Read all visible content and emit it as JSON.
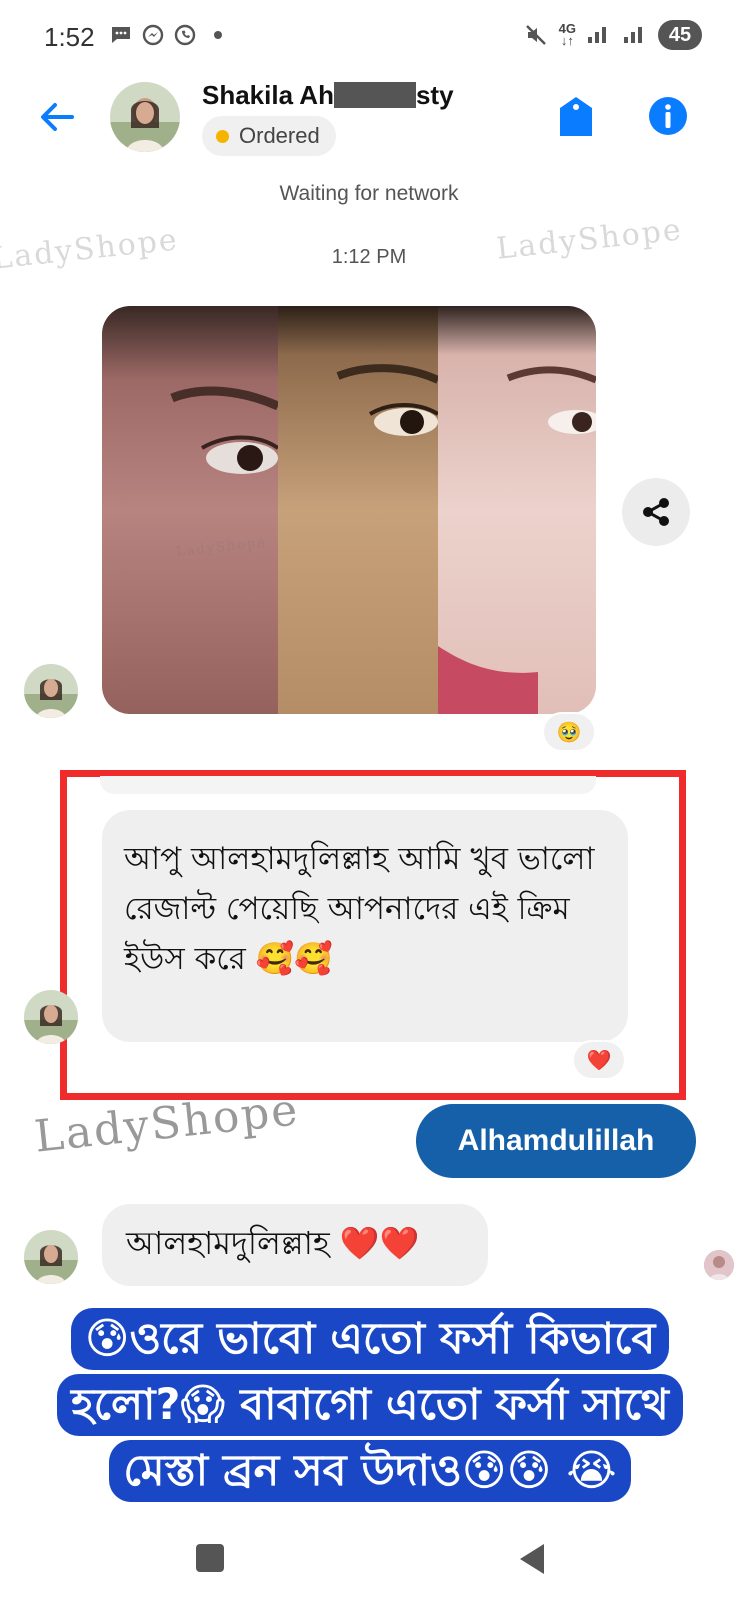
{
  "status_bar": {
    "time": "1:52",
    "network": "4G",
    "battery": "45",
    "icons": [
      "chat-bubble-icon",
      "messenger-icon",
      "whatsapp-icon",
      "mute-icon",
      "signal-icon",
      "signal-icon"
    ]
  },
  "header": {
    "contact_name_prefix": "Shakila Ah",
    "contact_name_suffix": "sty",
    "status_label": "Ordered",
    "status_color": "#f5b400",
    "accent": "#0a7cff"
  },
  "conversation": {
    "network_notice": "Waiting for network",
    "timestamp": "1:12 PM",
    "watermark": "LadyShope",
    "photo_reaction": "🥹",
    "received_message_1": "আপু আলহামদুলিল্লাহ আমি খুব ভালো রেজাল্ট পেয়েছি আপনাদের এই ক্রিম ইউস করে 🥰🥰",
    "received_message_1_reaction": "❤️",
    "sent_message": "Alhamdulillah",
    "received_message_2": "আলহামদুলিল্লাহ ❤️❤️"
  },
  "overlay": {
    "caption": "😰ওরে ভাবো এতো ফর্সা কিভাবে হলো?😱 বাবাগো এতো ফর্সা সাথে মেস্তা ব্রন সব উদাও😰😰 😭",
    "background": "#1947c6"
  }
}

▸ **GIVEN INSTRUCTION**:
Extract the full listing above verbatim; pictures are to be left out of the copy.

▸ **TASK RESULT**:
Read all visible content and emit it as JSON.
{
  "status_bar": {
    "time": "1:52",
    "network": "4G",
    "battery": "45",
    "icons": [
      "chat-bubble-icon",
      "messenger-icon",
      "whatsapp-icon",
      "mute-icon",
      "signal-icon",
      "signal-icon"
    ]
  },
  "header": {
    "contact_name_prefix": "Shakila Ah",
    "contact_name_suffix": "sty",
    "status_label": "Ordered",
    "status_color": "#f5b400",
    "accent": "#0a7cff"
  },
  "conversation": {
    "network_notice": "Waiting for network",
    "timestamp": "1:12 PM",
    "watermark": "LadyShope",
    "photo_reaction": "🥹",
    "received_message_1": "আপু আলহামদুলিল্লাহ আমি খুব ভালো রেজাল্ট পেয়েছি আপনাদের এই ক্রিম ইউস করে 🥰🥰",
    "received_message_1_reaction": "❤️",
    "sent_message": "Alhamdulillah",
    "received_message_2": "আলহামদুলিল্লাহ ❤️❤️"
  },
  "overlay": {
    "caption": "😰ওরে ভাবো এতো ফর্সা কিভাবে হলো?😱 বাবাগো এতো ফর্সা সাথে মেস্তা ব্রন সব উদাও😰😰 😭",
    "background": "#1947c6"
  }
}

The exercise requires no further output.